* Task to carry out *
Write out every record below exactly as it appears.

-----

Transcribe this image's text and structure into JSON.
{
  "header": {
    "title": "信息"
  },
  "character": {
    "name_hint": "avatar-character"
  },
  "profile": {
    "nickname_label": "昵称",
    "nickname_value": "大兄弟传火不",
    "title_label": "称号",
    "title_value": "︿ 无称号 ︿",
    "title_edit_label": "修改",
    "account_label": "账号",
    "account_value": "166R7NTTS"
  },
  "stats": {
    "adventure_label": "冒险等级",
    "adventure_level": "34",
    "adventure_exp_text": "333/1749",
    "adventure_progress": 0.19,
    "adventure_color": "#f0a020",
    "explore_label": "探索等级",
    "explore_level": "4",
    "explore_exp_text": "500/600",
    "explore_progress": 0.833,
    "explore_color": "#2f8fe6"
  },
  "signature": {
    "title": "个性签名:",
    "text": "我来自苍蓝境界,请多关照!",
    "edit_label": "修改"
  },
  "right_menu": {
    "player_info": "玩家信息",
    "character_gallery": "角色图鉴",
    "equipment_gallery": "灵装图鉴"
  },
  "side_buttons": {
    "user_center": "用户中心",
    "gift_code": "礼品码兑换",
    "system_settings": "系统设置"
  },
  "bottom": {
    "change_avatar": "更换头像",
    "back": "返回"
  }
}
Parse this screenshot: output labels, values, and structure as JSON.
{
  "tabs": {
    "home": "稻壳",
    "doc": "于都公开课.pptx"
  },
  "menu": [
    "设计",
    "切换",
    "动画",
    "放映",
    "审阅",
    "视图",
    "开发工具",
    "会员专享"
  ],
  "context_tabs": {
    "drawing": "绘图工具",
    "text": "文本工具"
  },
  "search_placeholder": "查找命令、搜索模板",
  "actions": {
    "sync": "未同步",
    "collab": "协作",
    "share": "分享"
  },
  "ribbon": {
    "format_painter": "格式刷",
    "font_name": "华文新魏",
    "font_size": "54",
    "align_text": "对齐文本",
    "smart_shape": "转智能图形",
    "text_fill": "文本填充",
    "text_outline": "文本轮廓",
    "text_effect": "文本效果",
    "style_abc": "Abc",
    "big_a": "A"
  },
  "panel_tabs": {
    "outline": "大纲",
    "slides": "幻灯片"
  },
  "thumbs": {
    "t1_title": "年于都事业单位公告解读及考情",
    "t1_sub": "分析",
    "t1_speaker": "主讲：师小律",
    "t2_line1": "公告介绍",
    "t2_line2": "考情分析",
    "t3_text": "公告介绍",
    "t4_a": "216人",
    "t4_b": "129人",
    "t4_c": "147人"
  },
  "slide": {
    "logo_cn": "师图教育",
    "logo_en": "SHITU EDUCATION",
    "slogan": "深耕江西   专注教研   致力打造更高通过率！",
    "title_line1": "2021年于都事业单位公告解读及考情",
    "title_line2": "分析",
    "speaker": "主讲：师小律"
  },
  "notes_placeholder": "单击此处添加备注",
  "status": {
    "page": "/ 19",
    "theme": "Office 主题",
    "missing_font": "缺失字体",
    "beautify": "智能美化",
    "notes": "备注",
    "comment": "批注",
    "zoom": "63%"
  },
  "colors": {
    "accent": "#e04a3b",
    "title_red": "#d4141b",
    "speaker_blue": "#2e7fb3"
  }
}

-----

* Complete answer *
Transcribe this image's text and structure into JSON.
{
  "header": {
    "title": "信息"
  },
  "character": {
    "name_hint": "avatar-character"
  },
  "profile": {
    "nickname_label": "昵称",
    "nickname_value": "大兄弟传火不",
    "title_label": "称号",
    "title_value": "︿ 无称号 ︿",
    "title_edit_label": "修改",
    "account_label": "账号",
    "account_value": "166R7NTTS"
  },
  "stats": {
    "adventure_label": "冒险等级",
    "adventure_level": "34",
    "adventure_exp_text": "333/1749",
    "adventure_progress": 0.19,
    "adventure_color": "#f0a020",
    "explore_label": "探索等级",
    "explore_level": "4",
    "explore_exp_text": "500/600",
    "explore_progress": 0.833,
    "explore_color": "#2f8fe6"
  },
  "signature": {
    "title": "个性签名:",
    "text": "我来自苍蓝境界,请多关照!",
    "edit_label": "修改"
  },
  "right_menu": {
    "player_info": "玩家信息",
    "character_gallery": "角色图鉴",
    "equipment_gallery": "灵装图鉴"
  },
  "side_buttons": {
    "user_center": "用户中心",
    "gift_code": "礼品码兑换",
    "system_settings": "系统设置"
  },
  "bottom": {
    "change_avatar": "更换头像",
    "back": "返回"
  }
}
Parse this screenshot: output labels, values, and structure as JSON.
{
  "tabs": {
    "home": "稻壳",
    "doc": "于都公开课.pptx"
  },
  "menu": [
    "设计",
    "切换",
    "动画",
    "放映",
    "审阅",
    "视图",
    "开发工具",
    "会员专享"
  ],
  "context_tabs": {
    "drawing": "绘图工具",
    "text": "文本工具"
  },
  "search_placeholder": "查找命令、搜索模板",
  "actions": {
    "sync": "未同步",
    "collab": "协作",
    "share": "分享"
  },
  "ribbon": {
    "format_painter": "格式刷",
    "font_name": "华文新魏",
    "font_size": "54",
    "align_text": "对齐文本",
    "smart_shape": "转智能图形",
    "text_fill": "文本填充",
    "text_outline": "文本轮廓",
    "text_effect": "文本效果",
    "style_abc": "Abc",
    "big_a": "A"
  },
  "panel_tabs": {
    "outline": "大纲",
    "slides": "幻灯片"
  },
  "thumbs": {
    "t1_title": "年于都事业单位公告解读及考情",
    "t1_sub": "分析",
    "t1_speaker": "主讲：师小律",
    "t2_line1": "公告介绍",
    "t2_line2": "考情分析",
    "t3_text": "公告介绍",
    "t4_a": "216人",
    "t4_b": "129人",
    "t4_c": "147人"
  },
  "slide": {
    "logo_cn": "师图教育",
    "logo_en": "SHITU EDUCATION",
    "slogan": "深耕江西   专注教研   致力打造更高通过率！",
    "title_line1": "2021年于都事业单位公告解读及考情",
    "title_line2": "分析",
    "speaker": "主讲：师小律"
  },
  "notes_placeholder": "单击此处添加备注",
  "status": {
    "page": "/ 19",
    "theme": "Office 主题",
    "missing_font": "缺失字体",
    "beautify": "智能美化",
    "notes": "备注",
    "comment": "批注",
    "zoom": "63%"
  },
  "colors": {
    "accent": "#e04a3b",
    "title_red": "#d4141b",
    "speaker_blue": "#2e7fb3"
  }
}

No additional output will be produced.